▶ Provided information
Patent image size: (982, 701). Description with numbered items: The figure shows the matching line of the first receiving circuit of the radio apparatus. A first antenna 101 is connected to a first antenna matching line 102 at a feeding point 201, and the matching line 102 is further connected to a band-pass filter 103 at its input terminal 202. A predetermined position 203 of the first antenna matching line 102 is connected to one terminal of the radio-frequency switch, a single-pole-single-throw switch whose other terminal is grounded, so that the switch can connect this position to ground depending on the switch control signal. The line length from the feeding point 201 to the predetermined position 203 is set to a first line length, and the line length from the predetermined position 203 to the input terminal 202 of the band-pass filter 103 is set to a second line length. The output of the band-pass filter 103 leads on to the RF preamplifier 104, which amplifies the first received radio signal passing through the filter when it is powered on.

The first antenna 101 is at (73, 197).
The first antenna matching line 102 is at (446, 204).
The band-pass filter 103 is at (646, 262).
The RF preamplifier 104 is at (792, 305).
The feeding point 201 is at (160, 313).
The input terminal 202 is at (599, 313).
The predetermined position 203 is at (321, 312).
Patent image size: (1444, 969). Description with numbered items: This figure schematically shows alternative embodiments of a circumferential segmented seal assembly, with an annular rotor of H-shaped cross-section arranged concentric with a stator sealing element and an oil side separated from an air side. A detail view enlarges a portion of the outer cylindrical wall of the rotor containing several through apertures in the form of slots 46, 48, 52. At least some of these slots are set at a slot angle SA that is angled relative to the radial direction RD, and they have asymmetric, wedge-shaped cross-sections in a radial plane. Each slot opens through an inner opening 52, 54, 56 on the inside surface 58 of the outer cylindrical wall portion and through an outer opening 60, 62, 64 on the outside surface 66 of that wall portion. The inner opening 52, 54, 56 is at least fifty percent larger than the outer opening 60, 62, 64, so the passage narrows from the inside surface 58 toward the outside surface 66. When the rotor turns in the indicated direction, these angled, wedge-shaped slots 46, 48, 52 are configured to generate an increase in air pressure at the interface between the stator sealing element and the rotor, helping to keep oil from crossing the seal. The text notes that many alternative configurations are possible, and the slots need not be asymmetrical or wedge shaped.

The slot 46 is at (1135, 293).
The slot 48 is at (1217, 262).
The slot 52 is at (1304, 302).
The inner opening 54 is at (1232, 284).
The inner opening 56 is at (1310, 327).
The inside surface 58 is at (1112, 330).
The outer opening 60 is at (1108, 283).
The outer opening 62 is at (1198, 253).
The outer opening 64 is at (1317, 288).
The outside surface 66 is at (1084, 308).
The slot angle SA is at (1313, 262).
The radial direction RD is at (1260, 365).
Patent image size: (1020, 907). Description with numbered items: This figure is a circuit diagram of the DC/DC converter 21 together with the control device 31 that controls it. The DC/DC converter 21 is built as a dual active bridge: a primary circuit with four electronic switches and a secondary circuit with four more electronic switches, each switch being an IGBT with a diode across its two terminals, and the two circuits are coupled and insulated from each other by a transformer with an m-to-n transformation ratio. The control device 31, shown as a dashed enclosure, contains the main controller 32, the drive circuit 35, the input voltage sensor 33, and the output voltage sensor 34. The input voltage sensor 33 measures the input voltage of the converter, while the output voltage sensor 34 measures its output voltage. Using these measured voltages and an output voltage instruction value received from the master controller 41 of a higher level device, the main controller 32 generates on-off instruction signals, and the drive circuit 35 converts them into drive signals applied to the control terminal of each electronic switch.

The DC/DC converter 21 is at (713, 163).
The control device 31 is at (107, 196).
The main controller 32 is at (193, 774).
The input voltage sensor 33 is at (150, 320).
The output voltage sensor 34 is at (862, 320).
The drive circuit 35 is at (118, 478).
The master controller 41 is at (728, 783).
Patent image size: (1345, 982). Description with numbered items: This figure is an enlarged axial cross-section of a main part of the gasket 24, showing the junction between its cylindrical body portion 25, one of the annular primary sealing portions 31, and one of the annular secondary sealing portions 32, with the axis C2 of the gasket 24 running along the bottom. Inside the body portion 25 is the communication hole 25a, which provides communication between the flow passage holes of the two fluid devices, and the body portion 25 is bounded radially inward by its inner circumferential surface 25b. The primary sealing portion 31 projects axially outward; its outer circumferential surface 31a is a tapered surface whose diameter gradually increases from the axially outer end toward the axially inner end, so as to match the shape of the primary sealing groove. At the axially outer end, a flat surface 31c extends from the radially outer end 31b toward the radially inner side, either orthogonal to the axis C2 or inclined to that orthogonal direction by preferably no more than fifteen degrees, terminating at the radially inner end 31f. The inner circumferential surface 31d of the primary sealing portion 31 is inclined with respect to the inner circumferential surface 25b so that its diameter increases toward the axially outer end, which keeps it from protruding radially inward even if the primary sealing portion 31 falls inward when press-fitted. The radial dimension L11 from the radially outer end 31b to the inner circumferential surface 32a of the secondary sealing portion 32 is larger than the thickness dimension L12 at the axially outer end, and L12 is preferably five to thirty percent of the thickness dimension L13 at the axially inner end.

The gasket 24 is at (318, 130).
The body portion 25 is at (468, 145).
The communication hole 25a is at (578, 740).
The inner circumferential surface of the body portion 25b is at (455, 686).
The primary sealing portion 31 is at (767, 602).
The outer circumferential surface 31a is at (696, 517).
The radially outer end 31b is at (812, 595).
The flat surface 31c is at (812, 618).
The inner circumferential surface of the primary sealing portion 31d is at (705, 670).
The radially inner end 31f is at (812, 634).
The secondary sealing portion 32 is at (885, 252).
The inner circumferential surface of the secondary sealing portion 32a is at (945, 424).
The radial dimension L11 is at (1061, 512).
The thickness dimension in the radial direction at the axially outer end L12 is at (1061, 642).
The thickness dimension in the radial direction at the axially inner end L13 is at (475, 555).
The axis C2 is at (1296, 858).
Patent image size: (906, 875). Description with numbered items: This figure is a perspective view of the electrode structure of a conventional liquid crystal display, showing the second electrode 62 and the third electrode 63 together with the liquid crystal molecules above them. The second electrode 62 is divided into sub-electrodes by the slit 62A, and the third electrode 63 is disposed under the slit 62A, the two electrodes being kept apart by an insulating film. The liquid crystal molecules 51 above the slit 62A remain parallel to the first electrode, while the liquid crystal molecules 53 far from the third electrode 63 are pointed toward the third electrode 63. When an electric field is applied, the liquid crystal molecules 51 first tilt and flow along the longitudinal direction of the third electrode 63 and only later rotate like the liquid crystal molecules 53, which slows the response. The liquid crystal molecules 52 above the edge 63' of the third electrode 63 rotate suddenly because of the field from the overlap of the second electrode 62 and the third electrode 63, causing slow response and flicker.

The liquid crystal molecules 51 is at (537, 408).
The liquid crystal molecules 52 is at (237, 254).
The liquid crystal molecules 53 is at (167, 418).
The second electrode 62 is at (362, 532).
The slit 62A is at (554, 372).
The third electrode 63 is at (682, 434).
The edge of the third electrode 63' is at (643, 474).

▶ Task
Copy every one of the records above, replacing "Patent image size" with "Drawing size" throughout and changing nothing else.

▶ Result of the exercise
Drawing size: (982, 701). Description with numbered items: The figure shows the matching line of the first receiving circuit of the radio apparatus. A first antenna 101 is connected to a first antenna matching line 102 at a feeding point 201, and the matching line 102 is further connected to a band-pass filter 103 at its input terminal 202. A predetermined position 203 of the first antenna matching line 102 is connected to one terminal of the radio-frequency switch, a single-pole-single-throw switch whose other terminal is grounded, so that the switch can connect this position to ground depending on the switch control signal. The line length from the feeding point 201 to the predetermined position 203 is set to a first line length, and the line length from the predetermined position 203 to the input terminal 202 of the band-pass filter 103 is set to a second line length. The output of the band-pass filter 103 leads on to the RF preamplifier 104, which amplifies the first received radio signal passing through the filter when it is powered on.

The first antenna 101 is at (73, 197).
The first antenna matching line 102 is at (446, 204).
The band-pass filter 103 is at (646, 262).
The RF preamplifier 104 is at (792, 305).
The feeding point 201 is at (160, 313).
The input terminal 202 is at (599, 313).
The predetermined position 203 is at (321, 312).
Drawing size: (1444, 969). Description with numbered items: This figure schematically shows alternative embodiments of a circumferential segmented seal assembly, with an annular rotor of H-shaped cross-section arranged concentric with a stator sealing element and an oil side separated from an air side. A detail view enlarges a portion of the outer cylindrical wall of the rotor containing several through apertures in the form of slots 46, 48, 52. At least some of these slots are set at a slot angle SA that is angled relative to the radial direction RD, and they have asymmetric, wedge-shaped cross-sections in a radial plane. Each slot opens through an inner opening 52, 54, 56 on the inside surface 58 of the outer cylindrical wall portion and through an outer opening 60, 62, 64 on the outside surface 66 of that wall portion. The inner opening 52, 54, 56 is at least fifty percent larger than the outer opening 60, 62, 64, so the passage narrows from the inside surface 58 toward the outside surface 66. When the rotor turns in the indicated direction, these angled, wedge-shaped slots 46, 48, 52 are configured to generate an increase in air pressure at the interface between the stator sealing element and the rotor, helping to keep oil from crossing the seal. The text notes that many alternative configurations are possible, and the slots need not be asymmetrical or wedge shaped.

The slot 46 is at (1135, 293).
The slot 48 is at (1217, 262).
The slot 52 is at (1304, 302).
The inner opening 54 is at (1232, 284).
The inner opening 56 is at (1310, 327).
The inside surface 58 is at (1112, 330).
The outer opening 60 is at (1108, 283).
The outer opening 62 is at (1198, 253).
The outer opening 64 is at (1317, 288).
The outside surface 66 is at (1084, 308).
The slot angle SA is at (1313, 262).
The radial direction RD is at (1260, 365).
Drawing size: (1020, 907). Description with numbered items: This figure is a circuit diagram of the DC/DC converter 21 together with the control device 31 that controls it. The DC/DC converter 21 is built as a dual active bridge: a primary circuit with four electronic switches and a secondary circuit with four more electronic switches, each switch being an IGBT with a diode across its two terminals, and the two circuits are coupled and insulated from each other by a transformer with an m-to-n transformation ratio. The control device 31, shown as a dashed enclosure, contains the main controller 32, the drive circuit 35, the input voltage sensor 33, and the output voltage sensor 34. The input voltage sensor 33 measures the input voltage of the converter, while the output voltage sensor 34 measures its output voltage. Using these measured voltages and an output voltage instruction value received from the master controller 41 of a higher level device, the main controller 32 generates on-off instruction signals, and the drive circuit 35 converts them into drive signals applied to the control terminal of each electronic switch.

The DC/DC converter 21 is at (713, 163).
The control device 31 is at (107, 196).
The main controller 32 is at (193, 774).
The input voltage sensor 33 is at (150, 320).
The output voltage sensor 34 is at (862, 320).
The drive circuit 35 is at (118, 478).
The master controller 41 is at (728, 783).
Drawing size: (1345, 982). Description with numbered items: This figure is an enlarged axial cross-section of a main part of the gasket 24, showing the junction between its cylindrical body portion 25, one of the annular primary sealing portions 31, and one of the annular secondary sealing portions 32, with the axis C2 of the gasket 24 running along the bottom. Inside the body portion 25 is the communication hole 25a, which provides communication between the flow passage holes of the two fluid devices, and the body portion 25 is bounded radially inward by its inner circumferential surface 25b. The primary sealing portion 31 projects axially outward; its outer circumferential surface 31a is a tapered surface whose diameter gradually increases from the axially outer end toward the axially inner end, so as to match the shape of the primary sealing groove. At the axially outer end, a flat surface 31c extends from the radially outer end 31b toward the radially inner side, either orthogonal to the axis C2 or inclined to that orthogonal direction by preferably no more than fifteen degrees, terminating at the radially inner end 31f. The inner circumferential surface 31d of the primary sealing portion 31 is inclined with respect to the inner circumferential surface 25b so that its diameter increases toward the axially outer end, which keeps it from protruding radially inward even if the primary sealing portion 31 falls inward when press-fitted. The radial dimension L11 from the radially outer end 31b to the inner circumferential surface 32a of the secondary sealing portion 32 is larger than the thickness dimension L12 at the axially outer end, and L12 is preferably five to thirty percent of the thickness dimension L13 at the axially inner end.

The gasket 24 is at (318, 130).
The body portion 25 is at (468, 145).
The communication hole 25a is at (578, 740).
The inner circumferential surface of the body portion 25b is at (455, 686).
The primary sealing portion 31 is at (767, 602).
The outer circumferential surface 31a is at (696, 517).
The radially outer end 31b is at (812, 595).
The flat surface 31c is at (812, 618).
The inner circumferential surface of the primary sealing portion 31d is at (705, 670).
The radially inner end 31f is at (812, 634).
The secondary sealing portion 32 is at (885, 252).
The inner circumferential surface of the secondary sealing portion 32a is at (945, 424).
The radial dimension L11 is at (1061, 512).
The thickness dimension in the radial direction at the axially outer end L12 is at (1061, 642).
The thickness dimension in the radial direction at the axially inner end L13 is at (475, 555).
The axis C2 is at (1296, 858).
Drawing size: (906, 875). Description with numbered items: This figure is a perspective view of the electrode structure of a conventional liquid crystal display, showing the second electrode 62 and the third electrode 63 together with the liquid crystal molecules above them. The second electrode 62 is divided into sub-electrodes by the slit 62A, and the third electrode 63 is disposed under the slit 62A, the two electrodes being kept apart by an insulating film. The liquid crystal molecules 51 above the slit 62A remain parallel to the first electrode, while the liquid crystal molecules 53 far from the third electrode 63 are pointed toward the third electrode 63. When an electric field is applied, the liquid crystal molecules 51 first tilt and flow along the longitudinal direction of the third electrode 63 and only later rotate like the liquid crystal molecules 53, which slows the response. The liquid crystal molecules 52 above the edge 63' of the third electrode 63 rotate suddenly because of the field from the overlap of the second electrode 62 and the third electrode 63, causing slow response and flicker.

The liquid crystal molecules 51 is at (537, 408).
The liquid crystal molecules 52 is at (237, 254).
The liquid crystal molecules 53 is at (167, 418).
The second electrode 62 is at (362, 532).
The slit 62A is at (554, 372).
The third electrode 63 is at (682, 434).
The edge of the third electrode 63' is at (643, 474).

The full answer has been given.